A block of data:
====================

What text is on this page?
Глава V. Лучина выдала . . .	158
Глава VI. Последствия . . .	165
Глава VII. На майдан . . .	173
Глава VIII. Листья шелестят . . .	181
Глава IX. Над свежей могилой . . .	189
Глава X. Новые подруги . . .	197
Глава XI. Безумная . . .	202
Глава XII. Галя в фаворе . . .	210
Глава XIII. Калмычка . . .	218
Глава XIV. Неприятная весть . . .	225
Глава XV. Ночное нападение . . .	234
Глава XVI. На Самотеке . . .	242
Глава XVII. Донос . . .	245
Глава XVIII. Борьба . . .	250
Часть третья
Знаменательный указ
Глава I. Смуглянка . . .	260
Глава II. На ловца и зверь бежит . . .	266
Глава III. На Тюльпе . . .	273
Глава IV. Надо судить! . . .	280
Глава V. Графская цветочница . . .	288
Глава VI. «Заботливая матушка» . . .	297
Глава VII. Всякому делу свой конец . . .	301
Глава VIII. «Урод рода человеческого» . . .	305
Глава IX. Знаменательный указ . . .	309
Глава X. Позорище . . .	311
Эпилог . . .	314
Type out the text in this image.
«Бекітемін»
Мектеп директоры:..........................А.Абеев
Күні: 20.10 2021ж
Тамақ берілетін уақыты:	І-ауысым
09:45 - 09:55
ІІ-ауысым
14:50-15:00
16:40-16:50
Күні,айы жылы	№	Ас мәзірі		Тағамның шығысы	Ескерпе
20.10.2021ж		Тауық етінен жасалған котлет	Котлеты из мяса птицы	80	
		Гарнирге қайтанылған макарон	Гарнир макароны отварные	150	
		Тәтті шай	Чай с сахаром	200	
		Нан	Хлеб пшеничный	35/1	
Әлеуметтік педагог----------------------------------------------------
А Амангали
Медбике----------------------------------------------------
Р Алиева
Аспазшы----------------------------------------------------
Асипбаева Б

====================

• _WHAT IS ASKED_
Transcribe the whole listing exactly.

• _WRITTEN SOLUTION_
What text is on this page?
Глава V. Лучина выдала . . .	158
Глава VI. Последствия . . .	165
Глава VII. На майдан . . .	173
Глава VIII. Листья шелестят . . .	181
Глава IX. Над свежей могилой . . .	189
Глава X. Новые подруги . . .	197
Глава XI. Безумная . . .	202
Глава XII. Галя в фаворе . . .	210
Глава XIII. Калмычка . . .	218
Глава XIV. Неприятная весть . . .	225
Глава XV. Ночное нападение . . .	234
Глава XVI. На Самотеке . . .	242
Глава XVII. Донос . . .	245
Глава XVIII. Борьба . . .	250
Часть третья
Знаменательный указ
Глава I. Смуглянка . . .	260
Глава II. На ловца и зверь бежит . . .	266
Глава III. На Тюльпе . . .	273
Глава IV. Надо судить! . . .	280
Глава V. Графская цветочница . . .	288
Глава VI. «Заботливая матушка» . . .	297
Глава VII. Всякому делу свой конец . . .	301
Глава VIII. «Урод рода человеческого» . . .	305
Глава IX. Знаменательный указ . . .	309
Глава X. Позорище . . .	311
Эпилог . . .	314
Type out the text in this image.
«Бекітемін»
Мектеп директоры:..........................А.Абеев
Күні: 20.10 2021ж
Тамақ берілетін уақыты:	І-ауысым
09:45 - 09:55
ІІ-ауысым
14:50-15:00
16:40-16:50
Күні,айы жылы	№	Ас мәзірі		Тағамның шығысы	Ескерпе
20.10.2021ж		Тауық етінен жасалған котлет	Котлеты из мяса птицы	80	
		Гарнирге қайтанылған макарон	Гарнир макароны отварные	150	
		Тәтті шай	Чай с сахаром	200	
		Нан	Хлеб пшеничный	35/1	
Әлеуметтік педагог----------------------------------------------------
А Амангали
Медбике----------------------------------------------------
Р Алиева
Аспазшы----------------------------------------------------
Асипбаева Б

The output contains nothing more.